- Excerpts from a figure dataset
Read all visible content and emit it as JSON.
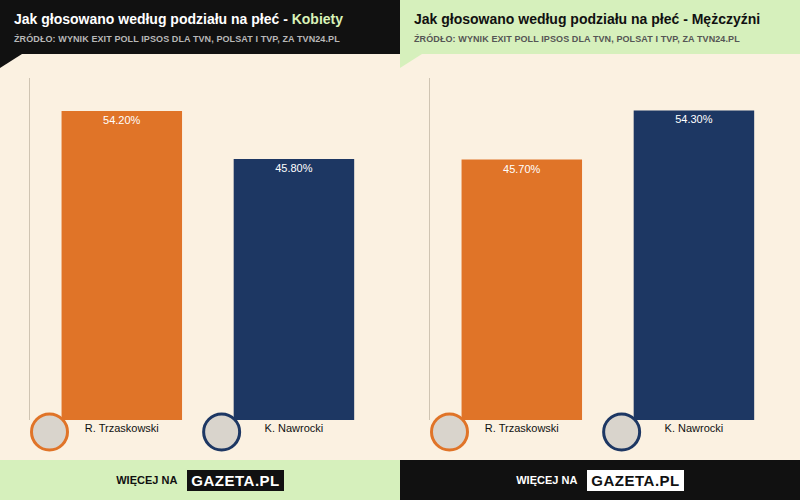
{
  "chart_data": [
    {
      "type": "bar",
      "title": "Jak głosowano według podziału na płeć - Kobiety",
      "subtitle": "ŹRÓDŁO: WYNIK EXIT POLL IPSOS DLA TVN, POLSAT I TVP, ZA TVN24.PL",
      "categories": [
        "R. Trzaskowski",
        "K. Nawrocki"
      ],
      "values": [
        54.2,
        45.8
      ],
      "value_labels": [
        "54.20%",
        "45.80%"
      ],
      "colors": [
        "#e07428",
        "#1d3763"
      ],
      "ylim": [
        0,
        60
      ],
      "data_labels": true,
      "tick_labels": "x",
      "footer": "WIĘCEJ NA",
      "footer_logo": "GAZETA.PL"
    },
    {
      "type": "bar",
      "title": "Jak głosowano według podziału na płeć - Mężczyźni",
      "subtitle": "ŹRÓDŁO: WYNIK EXIT POLL IPSOS DLA TVN, POLSAT I TVP, ZA TVN24.PL",
      "categories": [
        "R. Trzaskowski",
        "K. Nawrocki"
      ],
      "values": [
        45.7,
        54.3
      ],
      "value_labels": [
        "45.70%",
        "54.30%"
      ],
      "colors": [
        "#e07428",
        "#1d3763"
      ],
      "ylim": [
        0,
        60
      ],
      "data_labels": true,
      "tick_labels": "x",
      "footer": "WIĘCEJ NA",
      "footer_logo": "GAZETA.PL"
    }
  ]
}
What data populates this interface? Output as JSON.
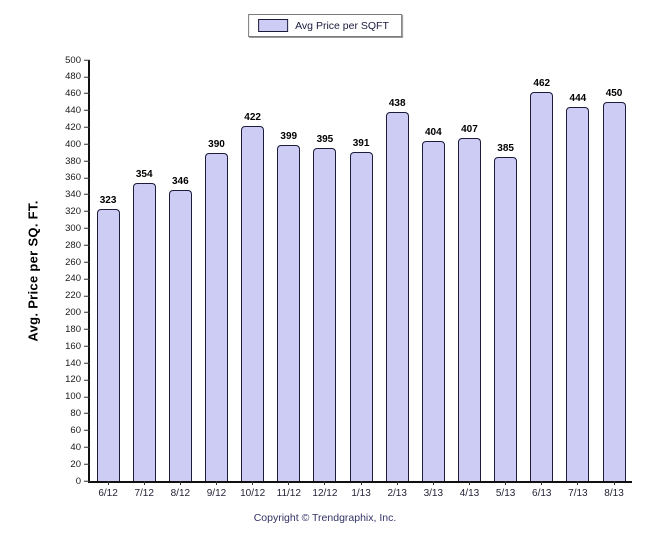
{
  "legend": {
    "label": "Avg Price per SQFT"
  },
  "footer": {
    "copyright": "Copyright © Trendgraphix, Inc."
  },
  "chart_data": {
    "type": "bar",
    "title": "",
    "xlabel": "",
    "ylabel": "Avg. Price per SQ. FT.",
    "categories": [
      "6/12",
      "7/12",
      "8/12",
      "9/12",
      "10/12",
      "11/12",
      "12/12",
      "1/13",
      "2/13",
      "3/13",
      "4/13",
      "5/13",
      "6/13",
      "7/13",
      "8/13"
    ],
    "values": [
      323,
      354,
      346,
      390,
      422,
      399,
      395,
      391,
      438,
      404,
      407,
      385,
      462,
      444,
      450
    ],
    "series_name": "Avg Price per SQFT",
    "legend": [
      "Avg Price per SQFT"
    ],
    "legend_position": "top-center",
    "ylim": [
      0,
      500
    ],
    "ytick_step": 20,
    "grid": false,
    "bar_labels_shown": true,
    "colors": {
      "bar_fill": "#ccccf5",
      "bar_border": "#1c1c3a",
      "axis": "#111111",
      "value_label": "#000000",
      "copyright_text": "#333366"
    }
  }
}
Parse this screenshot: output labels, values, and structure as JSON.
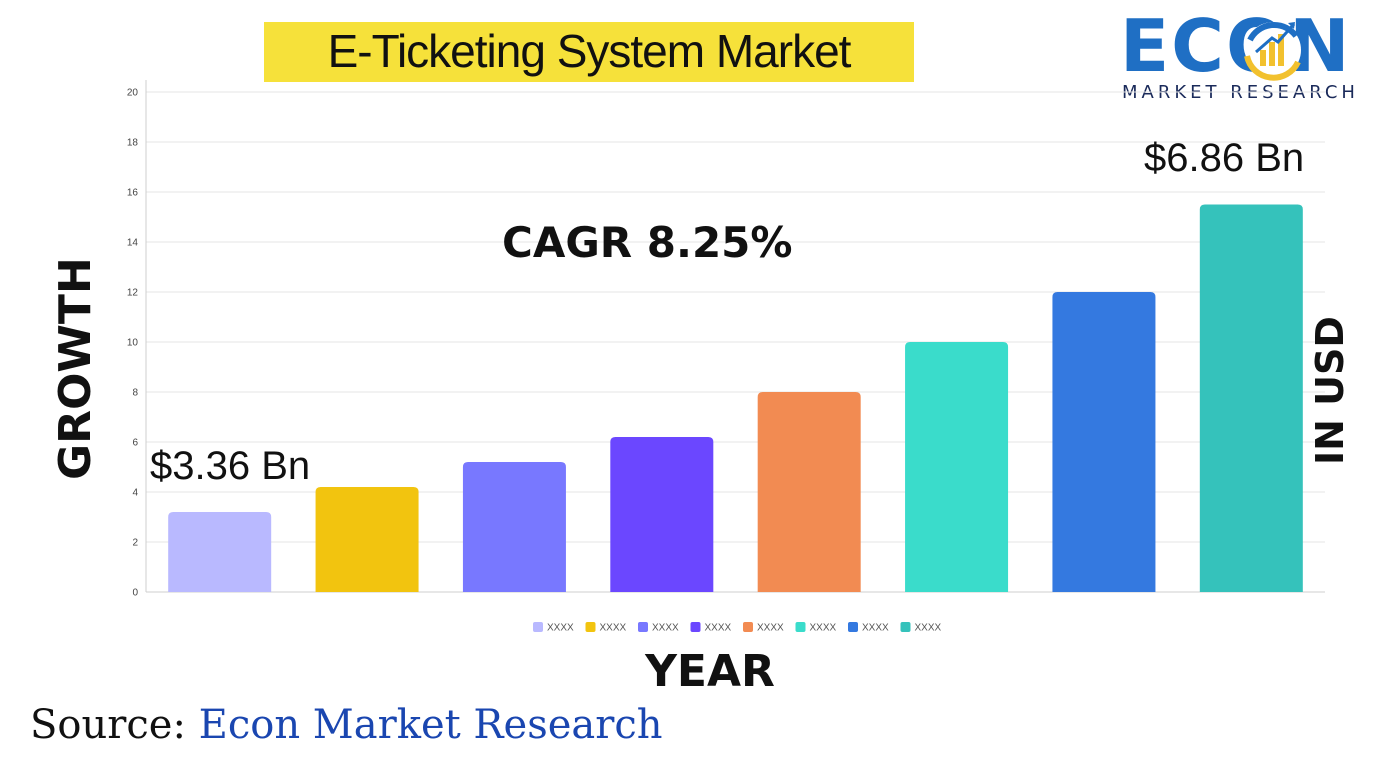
{
  "title": "E-Ticketing System Market",
  "logo": {
    "word": "ECON",
    "sub": "MARKET RESEARCH",
    "colors": {
      "primary": "#1f6fc4",
      "accent": "#f2c12e"
    }
  },
  "annotations": {
    "cagr": "CAGR 8.25%",
    "start_value": "$3.36 Bn",
    "end_value": "$6.86 Bn"
  },
  "axis_titles": {
    "y_left": "GROWTH",
    "y_right": "IN USD",
    "x": "YEAR"
  },
  "source": {
    "label": "Source:",
    "name": "Econ Market Research"
  },
  "chart_data": {
    "type": "bar",
    "categories": [
      "XXXX",
      "XXXX",
      "XXXX",
      "XXXX",
      "XXXX",
      "XXXX",
      "XXXX",
      "XXXX"
    ],
    "values": [
      3.2,
      4.2,
      5.2,
      6.2,
      8.0,
      10.0,
      12.0,
      15.5
    ],
    "colors": [
      "#b9b9ff",
      "#f2c40f",
      "#7878ff",
      "#6b47ff",
      "#f28b52",
      "#3adccb",
      "#3479e0",
      "#35c2bb"
    ],
    "ylim": [
      0,
      20
    ],
    "yticks": [
      0,
      2,
      4,
      6,
      8,
      10,
      12,
      14,
      16,
      18,
      20
    ],
    "grid": true,
    "legend": "bottom",
    "xlabel": "YEAR",
    "ylabel": "GROWTH"
  }
}
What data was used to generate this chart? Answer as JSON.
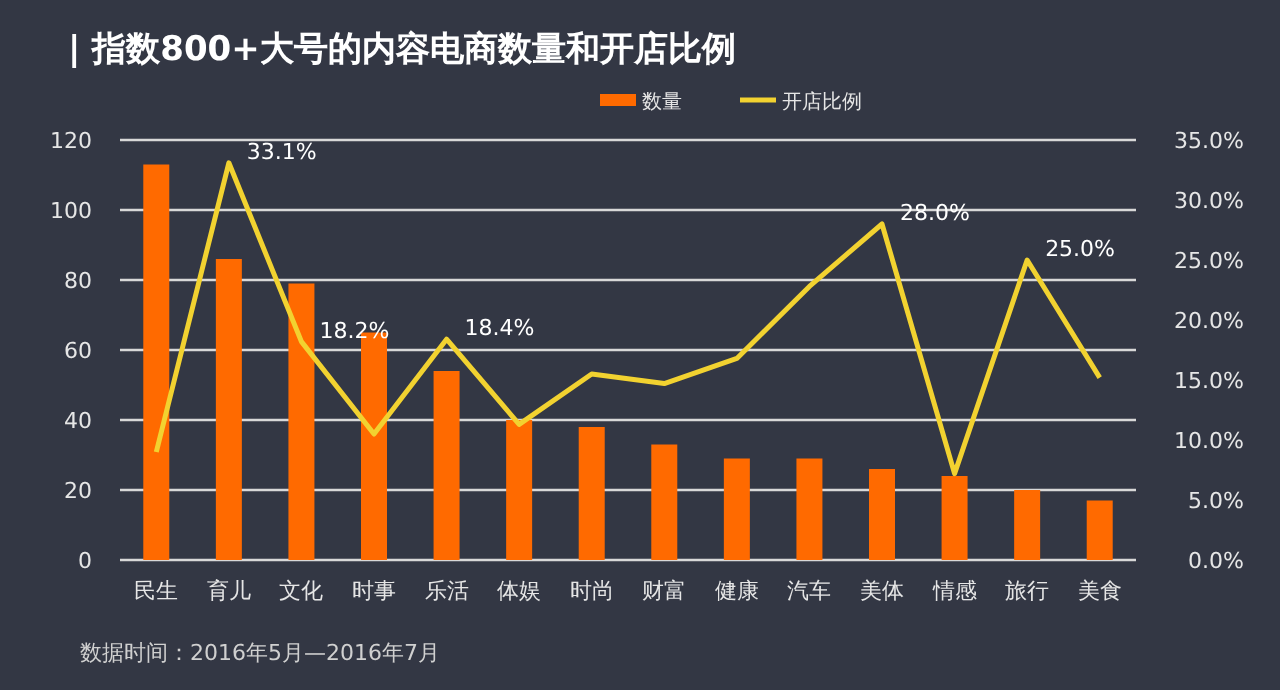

- PROMPT
Leave out the pictures and transcribe everything else exactly.

- SOLUTION TO THE EXERCISE
Read all visible content and emit it as JSON.
{
  "chart_data": [
    {
      "type": "bar",
      "title": "Jak głosowano według podziału na płeć - Kobiety",
      "subtitle": "ŹRÓDŁO: WYNIK EXIT POLL IPSOS DLA TVN, POLSAT I TVP, ZA TVN24.PL",
      "categories": [
        "R. Trzaskowski",
        "K. Nawrocki"
      ],
      "values": [
        54.2,
        45.8
      ],
      "value_labels": [
        "54.20%",
        "45.80%"
      ],
      "colors": [
        "#e07428",
        "#1d3763"
      ],
      "ylim": [
        0,
        60
      ],
      "data_labels": true,
      "tick_labels": "x",
      "footer": "WIĘCEJ NA",
      "footer_logo": "GAZETA.PL"
    },
    {
      "type": "bar",
      "title": "Jak głosowano według podziału na płeć - Mężczyźni",
      "subtitle": "ŹRÓDŁO: WYNIK EXIT POLL IPSOS DLA TVN, POLSAT I TVP, ZA TVN24.PL",
      "categories": [
        "R. Trzaskowski",
        "K. Nawrocki"
      ],
      "values": [
        45.7,
        54.3
      ],
      "value_labels": [
        "45.70%",
        "54.30%"
      ],
      "colors": [
        "#e07428",
        "#1d3763"
      ],
      "ylim": [
        0,
        60
      ],
      "data_labels": true,
      "tick_labels": "x",
      "footer": "WIĘCEJ NA",
      "footer_logo": "GAZETA.PL"
    }
  ]
}
What data populates this interface? Output as JSON.
{
  "legend": {
    "label": "Avg Price per SQFT"
  },
  "footer": {
    "copyright": "Copyright © Trendgraphix, Inc."
  },
  "chart_data": {
    "type": "bar",
    "title": "",
    "xlabel": "",
    "ylabel": "Avg. Price per SQ. FT.",
    "categories": [
      "6/12",
      "7/12",
      "8/12",
      "9/12",
      "10/12",
      "11/12",
      "12/12",
      "1/13",
      "2/13",
      "3/13",
      "4/13",
      "5/13",
      "6/13",
      "7/13",
      "8/13"
    ],
    "values": [
      323,
      354,
      346,
      390,
      422,
      399,
      395,
      391,
      438,
      404,
      407,
      385,
      462,
      444,
      450
    ],
    "series_name": "Avg Price per SQFT",
    "legend": [
      "Avg Price per SQFT"
    ],
    "legend_position": "top-center",
    "ylim": [
      0,
      500
    ],
    "ytick_step": 20,
    "grid": false,
    "bar_labels_shown": true,
    "colors": {
      "bar_fill": "#ccccf5",
      "bar_border": "#1c1c3a",
      "axis": "#111111",
      "value_label": "#000000",
      "copyright_text": "#333366"
    }
  }
}
Parse this screenshot: output labels, values, and structure as JSON.
{
  "title": "E-Ticketing System Market",
  "logo": {
    "word": "ECON",
    "sub": "MARKET RESEARCH",
    "colors": {
      "primary": "#1f6fc4",
      "accent": "#f2c12e"
    }
  },
  "annotations": {
    "cagr": "CAGR 8.25%",
    "start_value": "$3.36 Bn",
    "end_value": "$6.86 Bn"
  },
  "axis_titles": {
    "y_left": "GROWTH",
    "y_right": "IN USD",
    "x": "YEAR"
  },
  "source": {
    "label": "Source:",
    "name": "Econ Market Research"
  },
  "chart_data": {
    "type": "bar",
    "categories": [
      "XXXX",
      "XXXX",
      "XXXX",
      "XXXX",
      "XXXX",
      "XXXX",
      "XXXX",
      "XXXX"
    ],
    "values": [
      3.2,
      4.2,
      5.2,
      6.2,
      8.0,
      10.0,
      12.0,
      15.5
    ],
    "colors": [
      "#b9b9ff",
      "#f2c40f",
      "#7878ff",
      "#6b47ff",
      "#f28b52",
      "#3adccb",
      "#3479e0",
      "#35c2bb"
    ],
    "ylim": [
      0,
      20
    ],
    "yticks": [
      0,
      2,
      4,
      6,
      8,
      10,
      12,
      14,
      16,
      18,
      20
    ],
    "grid": true,
    "legend": "bottom",
    "xlabel": "YEAR",
    "ylabel": "GROWTH"
  }
}
What data was used to generate this chart? Answer as JSON.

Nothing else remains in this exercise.